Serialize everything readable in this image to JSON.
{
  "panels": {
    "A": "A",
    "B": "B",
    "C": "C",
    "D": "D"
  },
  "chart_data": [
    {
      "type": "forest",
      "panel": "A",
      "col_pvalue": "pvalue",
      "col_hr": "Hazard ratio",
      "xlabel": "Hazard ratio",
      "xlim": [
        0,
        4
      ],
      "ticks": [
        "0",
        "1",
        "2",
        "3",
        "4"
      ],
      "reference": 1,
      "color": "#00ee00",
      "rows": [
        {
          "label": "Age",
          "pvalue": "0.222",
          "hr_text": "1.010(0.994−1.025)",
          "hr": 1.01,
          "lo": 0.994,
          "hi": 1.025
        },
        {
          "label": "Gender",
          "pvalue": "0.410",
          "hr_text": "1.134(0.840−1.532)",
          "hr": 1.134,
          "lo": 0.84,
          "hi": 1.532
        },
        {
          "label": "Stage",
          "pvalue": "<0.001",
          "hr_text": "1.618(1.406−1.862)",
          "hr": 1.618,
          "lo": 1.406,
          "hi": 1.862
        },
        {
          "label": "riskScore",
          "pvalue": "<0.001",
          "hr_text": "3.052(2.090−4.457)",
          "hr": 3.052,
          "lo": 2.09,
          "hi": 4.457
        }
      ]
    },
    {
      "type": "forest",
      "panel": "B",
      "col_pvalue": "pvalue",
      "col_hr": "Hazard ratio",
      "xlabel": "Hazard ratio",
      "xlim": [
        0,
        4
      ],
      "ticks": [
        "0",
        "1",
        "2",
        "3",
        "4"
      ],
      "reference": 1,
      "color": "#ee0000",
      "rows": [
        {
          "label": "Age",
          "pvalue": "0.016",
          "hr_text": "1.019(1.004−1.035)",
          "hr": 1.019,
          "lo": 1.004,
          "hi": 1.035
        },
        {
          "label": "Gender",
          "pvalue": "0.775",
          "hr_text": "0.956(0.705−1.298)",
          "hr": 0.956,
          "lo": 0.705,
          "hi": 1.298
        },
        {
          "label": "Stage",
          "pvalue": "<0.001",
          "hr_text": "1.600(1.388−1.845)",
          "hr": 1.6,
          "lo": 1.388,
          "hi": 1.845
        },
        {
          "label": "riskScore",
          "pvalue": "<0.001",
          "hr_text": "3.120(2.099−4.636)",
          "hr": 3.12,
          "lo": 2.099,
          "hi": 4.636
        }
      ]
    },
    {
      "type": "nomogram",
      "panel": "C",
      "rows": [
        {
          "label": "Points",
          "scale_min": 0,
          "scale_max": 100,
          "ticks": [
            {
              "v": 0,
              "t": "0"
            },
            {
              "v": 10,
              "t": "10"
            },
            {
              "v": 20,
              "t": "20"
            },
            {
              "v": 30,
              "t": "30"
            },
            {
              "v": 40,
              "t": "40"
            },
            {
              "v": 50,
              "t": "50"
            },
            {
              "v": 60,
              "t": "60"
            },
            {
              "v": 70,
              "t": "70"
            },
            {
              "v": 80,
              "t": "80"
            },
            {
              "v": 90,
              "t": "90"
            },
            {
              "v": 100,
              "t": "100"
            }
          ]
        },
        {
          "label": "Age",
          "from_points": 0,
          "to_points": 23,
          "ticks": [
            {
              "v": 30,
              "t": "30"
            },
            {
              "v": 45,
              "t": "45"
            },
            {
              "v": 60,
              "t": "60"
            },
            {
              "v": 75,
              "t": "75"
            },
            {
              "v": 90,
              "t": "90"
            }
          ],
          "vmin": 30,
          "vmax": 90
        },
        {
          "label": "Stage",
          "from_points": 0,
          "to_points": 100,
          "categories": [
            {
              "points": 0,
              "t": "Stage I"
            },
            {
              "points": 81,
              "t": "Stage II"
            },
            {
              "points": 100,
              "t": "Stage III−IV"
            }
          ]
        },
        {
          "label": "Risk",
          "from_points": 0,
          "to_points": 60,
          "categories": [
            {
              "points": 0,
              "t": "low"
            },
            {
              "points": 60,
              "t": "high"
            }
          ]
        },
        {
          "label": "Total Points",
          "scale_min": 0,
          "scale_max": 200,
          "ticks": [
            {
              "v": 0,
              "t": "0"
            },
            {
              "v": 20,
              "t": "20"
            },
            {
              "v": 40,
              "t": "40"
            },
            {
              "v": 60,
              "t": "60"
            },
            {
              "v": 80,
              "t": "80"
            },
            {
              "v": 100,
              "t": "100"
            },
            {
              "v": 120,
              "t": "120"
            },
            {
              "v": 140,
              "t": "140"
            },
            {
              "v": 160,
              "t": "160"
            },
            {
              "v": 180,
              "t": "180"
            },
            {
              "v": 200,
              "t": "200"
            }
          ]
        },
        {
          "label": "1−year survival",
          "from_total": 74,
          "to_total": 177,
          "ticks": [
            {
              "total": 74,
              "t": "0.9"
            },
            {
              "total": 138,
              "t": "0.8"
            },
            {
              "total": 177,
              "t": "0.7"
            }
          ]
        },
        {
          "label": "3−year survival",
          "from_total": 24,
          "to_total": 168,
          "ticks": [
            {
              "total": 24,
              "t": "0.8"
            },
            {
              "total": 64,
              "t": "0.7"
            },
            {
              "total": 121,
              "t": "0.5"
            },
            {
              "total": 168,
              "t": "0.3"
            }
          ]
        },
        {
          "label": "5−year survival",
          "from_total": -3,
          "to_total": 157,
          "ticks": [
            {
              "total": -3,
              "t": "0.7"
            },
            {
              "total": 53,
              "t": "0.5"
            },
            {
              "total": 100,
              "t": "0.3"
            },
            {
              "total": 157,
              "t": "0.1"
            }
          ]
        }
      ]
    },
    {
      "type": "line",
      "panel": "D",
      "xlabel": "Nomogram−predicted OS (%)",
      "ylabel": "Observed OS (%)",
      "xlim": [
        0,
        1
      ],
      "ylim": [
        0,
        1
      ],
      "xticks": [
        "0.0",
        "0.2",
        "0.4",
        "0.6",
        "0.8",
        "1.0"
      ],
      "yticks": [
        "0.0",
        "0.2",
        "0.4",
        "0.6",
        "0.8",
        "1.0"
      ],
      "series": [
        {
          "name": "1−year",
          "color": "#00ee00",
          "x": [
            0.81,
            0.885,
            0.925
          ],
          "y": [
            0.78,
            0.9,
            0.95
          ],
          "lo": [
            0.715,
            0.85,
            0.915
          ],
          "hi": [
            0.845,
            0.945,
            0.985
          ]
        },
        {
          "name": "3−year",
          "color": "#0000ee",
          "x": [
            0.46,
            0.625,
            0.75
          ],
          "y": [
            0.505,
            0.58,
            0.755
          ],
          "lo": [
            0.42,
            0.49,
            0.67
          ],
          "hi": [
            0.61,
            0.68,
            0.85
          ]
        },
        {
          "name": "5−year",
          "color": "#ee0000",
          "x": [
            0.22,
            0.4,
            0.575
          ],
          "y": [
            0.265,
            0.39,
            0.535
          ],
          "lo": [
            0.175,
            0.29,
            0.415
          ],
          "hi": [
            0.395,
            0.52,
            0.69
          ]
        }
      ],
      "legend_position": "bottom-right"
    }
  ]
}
- - -
__Task to carry out__: All of the data needs to be reproduced exactly, with no line missing.

__Output below__:
Serialize everything readable in this image to JSON.
{
  "panels": {
    "A": "A",
    "B": "B",
    "C": "C",
    "D": "D"
  },
  "chart_data": [
    {
      "type": "forest",
      "panel": "A",
      "col_pvalue": "pvalue",
      "col_hr": "Hazard ratio",
      "xlabel": "Hazard ratio",
      "xlim": [
        0,
        4
      ],
      "ticks": [
        "0",
        "1",
        "2",
        "3",
        "4"
      ],
      "reference": 1,
      "color": "#00ee00",
      "rows": [
        {
          "label": "Age",
          "pvalue": "0.222",
          "hr_text": "1.010(0.994−1.025)",
          "hr": 1.01,
          "lo": 0.994,
          "hi": 1.025
        },
        {
          "label": "Gender",
          "pvalue": "0.410",
          "hr_text": "1.134(0.840−1.532)",
          "hr": 1.134,
          "lo": 0.84,
          "hi": 1.532
        },
        {
          "label": "Stage",
          "pvalue": "<0.001",
          "hr_text": "1.618(1.406−1.862)",
          "hr": 1.618,
          "lo": 1.406,
          "hi": 1.862
        },
        {
          "label": "riskScore",
          "pvalue": "<0.001",
          "hr_text": "3.052(2.090−4.457)",
          "hr": 3.052,
          "lo": 2.09,
          "hi": 4.457
        }
      ]
    },
    {
      "type": "forest",
      "panel": "B",
      "col_pvalue": "pvalue",
      "col_hr": "Hazard ratio",
      "xlabel": "Hazard ratio",
      "xlim": [
        0,
        4
      ],
      "ticks": [
        "0",
        "1",
        "2",
        "3",
        "4"
      ],
      "reference": 1,
      "color": "#ee0000",
      "rows": [
        {
          "label": "Age",
          "pvalue": "0.016",
          "hr_text": "1.019(1.004−1.035)",
          "hr": 1.019,
          "lo": 1.004,
          "hi": 1.035
        },
        {
          "label": "Gender",
          "pvalue": "0.775",
          "hr_text": "0.956(0.705−1.298)",
          "hr": 0.956,
          "lo": 0.705,
          "hi": 1.298
        },
        {
          "label": "Stage",
          "pvalue": "<0.001",
          "hr_text": "1.600(1.388−1.845)",
          "hr": 1.6,
          "lo": 1.388,
          "hi": 1.845
        },
        {
          "label": "riskScore",
          "pvalue": "<0.001",
          "hr_text": "3.120(2.099−4.636)",
          "hr": 3.12,
          "lo": 2.099,
          "hi": 4.636
        }
      ]
    },
    {
      "type": "nomogram",
      "panel": "C",
      "rows": [
        {
          "label": "Points",
          "scale_min": 0,
          "scale_max": 100,
          "ticks": [
            {
              "v": 0,
              "t": "0"
            },
            {
              "v": 10,
              "t": "10"
            },
            {
              "v": 20,
              "t": "20"
            },
            {
              "v": 30,
              "t": "30"
            },
            {
              "v": 40,
              "t": "40"
            },
            {
              "v": 50,
              "t": "50"
            },
            {
              "v": 60,
              "t": "60"
            },
            {
              "v": 70,
              "t": "70"
            },
            {
              "v": 80,
              "t": "80"
            },
            {
              "v": 90,
              "t": "90"
            },
            {
              "v": 100,
              "t": "100"
            }
          ]
        },
        {
          "label": "Age",
          "from_points": 0,
          "to_points": 23,
          "ticks": [
            {
              "v": 30,
              "t": "30"
            },
            {
              "v": 45,
              "t": "45"
            },
            {
              "v": 60,
              "t": "60"
            },
            {
              "v": 75,
              "t": "75"
            },
            {
              "v": 90,
              "t": "90"
            }
          ],
          "vmin": 30,
          "vmax": 90
        },
        {
          "label": "Stage",
          "from_points": 0,
          "to_points": 100,
          "categories": [
            {
              "points": 0,
              "t": "Stage I"
            },
            {
              "points": 81,
              "t": "Stage II"
            },
            {
              "points": 100,
              "t": "Stage III−IV"
            }
          ]
        },
        {
          "label": "Risk",
          "from_points": 0,
          "to_points": 60,
          "categories": [
            {
              "points": 0,
              "t": "low"
            },
            {
              "points": 60,
              "t": "high"
            }
          ]
        },
        {
          "label": "Total Points",
          "scale_min": 0,
          "scale_max": 200,
          "ticks": [
            {
              "v": 0,
              "t": "0"
            },
            {
              "v": 20,
              "t": "20"
            },
            {
              "v": 40,
              "t": "40"
            },
            {
              "v": 60,
              "t": "60"
            },
            {
              "v": 80,
              "t": "80"
            },
            {
              "v": 100,
              "t": "100"
            },
            {
              "v": 120,
              "t": "120"
            },
            {
              "v": 140,
              "t": "140"
            },
            {
              "v": 160,
              "t": "160"
            },
            {
              "v": 180,
              "t": "180"
            },
            {
              "v": 200,
              "t": "200"
            }
          ]
        },
        {
          "label": "1−year survival",
          "from_total": 74,
          "to_total": 177,
          "ticks": [
            {
              "total": 74,
              "t": "0.9"
            },
            {
              "total": 138,
              "t": "0.8"
            },
            {
              "total": 177,
              "t": "0.7"
            }
          ]
        },
        {
          "label": "3−year survival",
          "from_total": 24,
          "to_total": 168,
          "ticks": [
            {
              "total": 24,
              "t": "0.8"
            },
            {
              "total": 64,
              "t": "0.7"
            },
            {
              "total": 121,
              "t": "0.5"
            },
            {
              "total": 168,
              "t": "0.3"
            }
          ]
        },
        {
          "label": "5−year survival",
          "from_total": -3,
          "to_total": 157,
          "ticks": [
            {
              "total": -3,
              "t": "0.7"
            },
            {
              "total": 53,
              "t": "0.5"
            },
            {
              "total": 100,
              "t": "0.3"
            },
            {
              "total": 157,
              "t": "0.1"
            }
          ]
        }
      ]
    },
    {
      "type": "line",
      "panel": "D",
      "xlabel": "Nomogram−predicted OS (%)",
      "ylabel": "Observed OS (%)",
      "xlim": [
        0,
        1
      ],
      "ylim": [
        0,
        1
      ],
      "xticks": [
        "0.0",
        "0.2",
        "0.4",
        "0.6",
        "0.8",
        "1.0"
      ],
      "yticks": [
        "0.0",
        "0.2",
        "0.4",
        "0.6",
        "0.8",
        "1.0"
      ],
      "series": [
        {
          "name": "1−year",
          "color": "#00ee00",
          "x": [
            0.81,
            0.885,
            0.925
          ],
          "y": [
            0.78,
            0.9,
            0.95
          ],
          "lo": [
            0.715,
            0.85,
            0.915
          ],
          "hi": [
            0.845,
            0.945,
            0.985
          ]
        },
        {
          "name": "3−year",
          "color": "#0000ee",
          "x": [
            0.46,
            0.625,
            0.75
          ],
          "y": [
            0.505,
            0.58,
            0.755
          ],
          "lo": [
            0.42,
            0.49,
            0.67
          ],
          "hi": [
            0.61,
            0.68,
            0.85
          ]
        },
        {
          "name": "5−year",
          "color": "#ee0000",
          "x": [
            0.22,
            0.4,
            0.575
          ],
          "y": [
            0.265,
            0.39,
            0.535
          ],
          "lo": [
            0.175,
            0.29,
            0.415
          ],
          "hi": [
            0.395,
            0.52,
            0.69
          ]
        }
      ],
      "legend_position": "bottom-right"
    }
  ]
}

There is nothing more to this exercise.